Then in 1979, the Three Mile Island accident occurred, partially melting that plant’s fuel and causing multibillion dollar losses in the plant investment and in the cost of cleanup and decommissioning. Because the plant was enclosed in a reinforced concrete “containment” to keep radiation from escaping, neither the public nor the plant operators were harmed. But many design, operational, and maintenance deficiencies were revealed that required years of technical and management remediation and significantly increased safety regulatory requirements.

The development of more rigorous operational standards since the Three Mile Island accident has had a salutary effect on the nuclear power industry. The Institute for Nuclear Power Operations was formed in the United States to establish standards of operational excellence and to monitor compliance with those standards by all U.S. commercial nuclear power plants. Later, in the wake of the lethal accident of the uncontained Chernobyl nuclear plant in Ukraine, this concept was expanded internationally with the formation of the World Association of Nuclear Operators.

These reforms have led to excellent safety and reliability records. U.S. plants posted average capacity factors of 91.5 percent in 2001, 91.7 percent in 2002, and 89.4 percent in 2003. The increased average capacity factor since 1992 is roughly equivalent to 13 new 1,000-megawatt (MW) plants. Parallel improvements were achieved worldwide, though with less difficulty than in the United States. In Western Europe and Asia, rapid expansion was made possible primarily by technology transfer of light water reactor (LWR) technology from the United States. Those plants proved more reliable initially than the older technology that produces the bulk of U.S. nuclear power, in part because they were deployed somewhat later and benefited from the early U.S. experience. Worldwide, nuclear plants in 2003 achieved an average capacity factor of 80 percent and 87.3 percent average availability (that is, ready to provide power but not called on by the grid).

Near-term prospects

Thanks to improvements derived from operational experience and innovative reactor technologies, prospects have recently been enhanced for deploying new nuclear plants in the near term in the United States, Europe, and Asia that will be even safer and more reliable. Advanced light water reactors (ALWRs) have been developed in a program managed by the Electric Power Research Institute (EPRI) and cost-shared by the U.S. Department of Energy (DOE), U.S. reactor manufacturers, and utilities in the United States, Europe, and Asia.

The market does not currently reward nuclear power’s environmental benefits.

ALWRs in the power range of 1,000 to 1,200 MW have been developed that derive their improved design and operational features from extensive worldwide licensing and operating experience with LWR systems. A 600-MW ALWR incorporating innovative passive (gravity and pressurized gas) emergency core and containment cooling systems has also been developed. These passive systems replace the electrically or steam-powered pumping systems used in the conventional plants, resulting in a simpler and less costly design.

Four 1,350-MW ALWRs of the boiling water type (ABWRs), designed jointly by General Electric (GE) and Hitachi/Toshiba, have already been built in Japan. Two more are under construction in Taiwan. South Korea is also building four Westinghouse 1000-MW ALWR plants of the pressurized water type (APWR).

· · · · · · ·

Action item. Retype the nuclear power text from "The market does" to "less costly design.", keeping every word and mark the same. The items that come next are from a different source than the nuclear power text.

· · · · · · ·

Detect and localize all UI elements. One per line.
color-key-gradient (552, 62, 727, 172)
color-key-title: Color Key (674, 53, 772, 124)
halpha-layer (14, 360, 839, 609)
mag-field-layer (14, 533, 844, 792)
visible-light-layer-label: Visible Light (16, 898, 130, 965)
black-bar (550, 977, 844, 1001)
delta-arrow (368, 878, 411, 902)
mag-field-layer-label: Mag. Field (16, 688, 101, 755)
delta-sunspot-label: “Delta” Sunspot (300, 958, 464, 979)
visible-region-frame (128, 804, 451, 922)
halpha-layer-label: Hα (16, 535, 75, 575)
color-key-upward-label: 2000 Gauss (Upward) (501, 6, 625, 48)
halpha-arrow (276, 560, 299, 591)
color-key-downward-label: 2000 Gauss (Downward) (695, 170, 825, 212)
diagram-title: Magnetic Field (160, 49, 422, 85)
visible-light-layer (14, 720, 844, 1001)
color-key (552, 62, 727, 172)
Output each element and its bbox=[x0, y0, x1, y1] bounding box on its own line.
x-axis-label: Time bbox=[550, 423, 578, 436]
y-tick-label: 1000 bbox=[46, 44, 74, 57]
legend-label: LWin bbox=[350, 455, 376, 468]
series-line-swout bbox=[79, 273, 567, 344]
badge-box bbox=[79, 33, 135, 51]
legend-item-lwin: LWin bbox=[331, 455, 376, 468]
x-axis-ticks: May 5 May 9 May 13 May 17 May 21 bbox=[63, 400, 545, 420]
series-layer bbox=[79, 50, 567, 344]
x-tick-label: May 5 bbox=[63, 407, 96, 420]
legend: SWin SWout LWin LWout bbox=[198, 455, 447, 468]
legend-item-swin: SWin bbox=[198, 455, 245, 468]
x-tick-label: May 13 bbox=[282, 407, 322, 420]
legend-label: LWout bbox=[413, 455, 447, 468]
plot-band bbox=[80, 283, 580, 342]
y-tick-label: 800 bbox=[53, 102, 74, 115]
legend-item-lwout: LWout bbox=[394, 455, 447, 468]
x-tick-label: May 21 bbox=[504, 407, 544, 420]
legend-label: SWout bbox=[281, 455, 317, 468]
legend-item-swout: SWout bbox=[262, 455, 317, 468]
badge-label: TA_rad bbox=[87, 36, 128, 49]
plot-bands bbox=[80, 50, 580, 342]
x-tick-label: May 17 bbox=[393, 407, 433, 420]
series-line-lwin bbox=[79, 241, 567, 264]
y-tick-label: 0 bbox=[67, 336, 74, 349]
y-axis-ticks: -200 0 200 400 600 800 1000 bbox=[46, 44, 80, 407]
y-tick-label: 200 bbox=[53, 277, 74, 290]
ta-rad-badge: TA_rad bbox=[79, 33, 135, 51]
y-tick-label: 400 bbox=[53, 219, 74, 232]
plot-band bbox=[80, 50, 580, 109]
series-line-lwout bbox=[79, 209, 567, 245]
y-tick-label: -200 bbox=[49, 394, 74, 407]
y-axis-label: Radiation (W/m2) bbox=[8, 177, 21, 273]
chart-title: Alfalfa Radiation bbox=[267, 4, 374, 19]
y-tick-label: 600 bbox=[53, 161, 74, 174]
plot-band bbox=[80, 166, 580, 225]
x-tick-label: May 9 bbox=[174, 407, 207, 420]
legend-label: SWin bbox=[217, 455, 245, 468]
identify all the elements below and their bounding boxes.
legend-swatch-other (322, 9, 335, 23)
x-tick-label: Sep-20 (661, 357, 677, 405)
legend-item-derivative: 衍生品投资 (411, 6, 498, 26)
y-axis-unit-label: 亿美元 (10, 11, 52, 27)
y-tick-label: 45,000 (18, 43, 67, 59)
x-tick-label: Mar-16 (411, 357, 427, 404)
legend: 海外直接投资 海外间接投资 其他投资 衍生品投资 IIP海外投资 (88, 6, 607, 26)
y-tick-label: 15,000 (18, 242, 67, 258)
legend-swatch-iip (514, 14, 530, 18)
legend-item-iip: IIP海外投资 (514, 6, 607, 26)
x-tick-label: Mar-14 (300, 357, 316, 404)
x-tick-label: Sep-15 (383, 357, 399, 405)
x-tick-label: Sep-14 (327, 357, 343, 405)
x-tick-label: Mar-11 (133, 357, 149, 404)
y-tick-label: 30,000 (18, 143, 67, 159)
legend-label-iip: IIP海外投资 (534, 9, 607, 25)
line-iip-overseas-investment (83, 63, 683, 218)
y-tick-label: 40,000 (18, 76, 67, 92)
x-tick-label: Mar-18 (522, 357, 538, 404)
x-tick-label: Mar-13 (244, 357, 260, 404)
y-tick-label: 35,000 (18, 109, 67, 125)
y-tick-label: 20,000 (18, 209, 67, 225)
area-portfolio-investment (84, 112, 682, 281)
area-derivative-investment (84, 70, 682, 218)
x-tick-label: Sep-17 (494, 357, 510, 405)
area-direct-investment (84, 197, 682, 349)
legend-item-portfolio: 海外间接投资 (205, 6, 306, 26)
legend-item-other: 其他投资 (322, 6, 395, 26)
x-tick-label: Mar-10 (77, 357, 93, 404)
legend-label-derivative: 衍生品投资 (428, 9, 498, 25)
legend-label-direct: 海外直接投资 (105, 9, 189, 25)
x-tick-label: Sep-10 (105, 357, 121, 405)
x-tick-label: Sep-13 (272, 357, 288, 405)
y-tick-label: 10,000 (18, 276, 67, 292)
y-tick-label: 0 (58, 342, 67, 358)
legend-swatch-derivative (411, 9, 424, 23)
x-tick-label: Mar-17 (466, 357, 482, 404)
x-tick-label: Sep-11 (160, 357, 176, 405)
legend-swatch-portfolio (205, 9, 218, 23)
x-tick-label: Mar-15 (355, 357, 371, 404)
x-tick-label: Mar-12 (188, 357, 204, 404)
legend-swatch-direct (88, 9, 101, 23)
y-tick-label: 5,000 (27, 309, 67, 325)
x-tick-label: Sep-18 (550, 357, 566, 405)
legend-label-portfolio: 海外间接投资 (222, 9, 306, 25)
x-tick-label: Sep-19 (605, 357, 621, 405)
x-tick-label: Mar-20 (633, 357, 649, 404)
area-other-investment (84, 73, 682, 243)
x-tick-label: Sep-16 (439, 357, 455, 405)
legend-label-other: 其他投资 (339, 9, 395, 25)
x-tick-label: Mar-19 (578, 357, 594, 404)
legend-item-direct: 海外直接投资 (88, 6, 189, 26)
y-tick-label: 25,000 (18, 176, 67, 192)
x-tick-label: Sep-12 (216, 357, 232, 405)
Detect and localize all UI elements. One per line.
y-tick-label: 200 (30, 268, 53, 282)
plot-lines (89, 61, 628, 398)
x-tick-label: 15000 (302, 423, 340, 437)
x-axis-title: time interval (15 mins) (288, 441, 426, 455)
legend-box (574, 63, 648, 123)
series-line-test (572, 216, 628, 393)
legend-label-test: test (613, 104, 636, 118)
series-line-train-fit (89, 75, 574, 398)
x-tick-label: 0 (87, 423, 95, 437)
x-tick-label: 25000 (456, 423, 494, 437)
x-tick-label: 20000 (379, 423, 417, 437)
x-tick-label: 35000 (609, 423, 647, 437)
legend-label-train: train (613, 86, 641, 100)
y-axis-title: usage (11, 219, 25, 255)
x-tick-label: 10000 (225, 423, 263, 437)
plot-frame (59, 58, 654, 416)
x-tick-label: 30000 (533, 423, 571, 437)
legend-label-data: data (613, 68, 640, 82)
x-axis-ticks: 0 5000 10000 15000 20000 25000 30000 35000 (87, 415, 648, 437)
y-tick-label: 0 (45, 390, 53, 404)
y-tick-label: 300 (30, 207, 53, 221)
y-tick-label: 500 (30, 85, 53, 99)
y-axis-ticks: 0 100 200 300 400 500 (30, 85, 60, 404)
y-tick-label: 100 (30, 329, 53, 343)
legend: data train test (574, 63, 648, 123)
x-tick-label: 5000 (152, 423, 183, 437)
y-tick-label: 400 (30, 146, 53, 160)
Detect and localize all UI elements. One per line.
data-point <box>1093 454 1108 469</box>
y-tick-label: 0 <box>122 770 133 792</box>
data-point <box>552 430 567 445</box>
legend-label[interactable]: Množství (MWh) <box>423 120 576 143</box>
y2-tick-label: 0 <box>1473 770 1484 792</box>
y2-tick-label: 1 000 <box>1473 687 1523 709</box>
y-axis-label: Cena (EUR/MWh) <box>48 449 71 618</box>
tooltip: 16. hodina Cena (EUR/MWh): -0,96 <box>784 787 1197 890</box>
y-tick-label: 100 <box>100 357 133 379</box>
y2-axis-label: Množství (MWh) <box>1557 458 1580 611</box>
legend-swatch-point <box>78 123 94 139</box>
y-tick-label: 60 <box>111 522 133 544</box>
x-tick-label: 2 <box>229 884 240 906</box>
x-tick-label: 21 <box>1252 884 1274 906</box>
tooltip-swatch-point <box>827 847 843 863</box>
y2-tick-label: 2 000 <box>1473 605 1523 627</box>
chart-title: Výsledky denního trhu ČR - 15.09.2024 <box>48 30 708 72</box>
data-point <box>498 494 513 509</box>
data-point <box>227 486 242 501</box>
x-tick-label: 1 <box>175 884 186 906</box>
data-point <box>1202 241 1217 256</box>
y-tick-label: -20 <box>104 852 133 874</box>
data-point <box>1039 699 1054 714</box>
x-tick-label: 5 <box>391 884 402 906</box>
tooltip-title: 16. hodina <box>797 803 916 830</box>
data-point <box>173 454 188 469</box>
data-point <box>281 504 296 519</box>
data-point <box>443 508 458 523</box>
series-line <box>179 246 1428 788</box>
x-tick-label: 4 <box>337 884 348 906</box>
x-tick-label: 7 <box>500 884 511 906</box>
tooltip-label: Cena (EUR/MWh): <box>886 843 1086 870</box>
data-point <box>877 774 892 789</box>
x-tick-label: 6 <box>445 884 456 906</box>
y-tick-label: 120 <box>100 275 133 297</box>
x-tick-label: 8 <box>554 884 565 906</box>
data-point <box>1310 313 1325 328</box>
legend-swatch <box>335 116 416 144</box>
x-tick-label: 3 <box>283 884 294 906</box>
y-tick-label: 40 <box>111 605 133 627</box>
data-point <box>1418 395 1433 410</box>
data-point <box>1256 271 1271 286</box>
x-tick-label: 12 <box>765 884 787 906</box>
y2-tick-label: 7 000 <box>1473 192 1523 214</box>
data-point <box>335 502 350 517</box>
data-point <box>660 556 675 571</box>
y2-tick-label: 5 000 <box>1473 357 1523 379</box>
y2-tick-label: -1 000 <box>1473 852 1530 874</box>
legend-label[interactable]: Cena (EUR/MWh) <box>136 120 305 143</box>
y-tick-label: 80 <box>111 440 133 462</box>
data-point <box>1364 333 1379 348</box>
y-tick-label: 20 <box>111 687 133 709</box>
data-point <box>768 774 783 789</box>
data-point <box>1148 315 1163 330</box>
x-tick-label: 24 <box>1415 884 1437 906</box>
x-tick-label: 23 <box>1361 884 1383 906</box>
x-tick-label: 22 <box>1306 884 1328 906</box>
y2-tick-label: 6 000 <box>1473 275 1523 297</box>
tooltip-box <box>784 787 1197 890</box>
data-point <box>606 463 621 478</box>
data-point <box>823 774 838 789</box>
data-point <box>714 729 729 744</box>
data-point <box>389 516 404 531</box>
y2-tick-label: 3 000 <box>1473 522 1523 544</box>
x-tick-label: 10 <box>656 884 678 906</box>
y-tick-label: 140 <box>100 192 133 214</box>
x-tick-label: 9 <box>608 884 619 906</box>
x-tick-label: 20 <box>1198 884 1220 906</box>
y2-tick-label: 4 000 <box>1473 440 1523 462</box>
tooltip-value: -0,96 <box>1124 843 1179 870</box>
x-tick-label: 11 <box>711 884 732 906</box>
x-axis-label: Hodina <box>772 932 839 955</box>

· · · · · · ·

Your response.
The market does not currently reward nuclear power’s environmental benefits.

ALWRs in the power range of 1,000 to 1,200 MW have been developed that derive their improved design and operational features from extensive worldwide licensing and operating experience with LWR systems. A 600-MW ALWR incorporating innovative passive (gravity and pressurized gas) emergency core and containment cooling systems has also been developed. These passive systems replace the electrically or steam-powered pumping systems used in the conventional plants, resulting in a simpler and less costly design.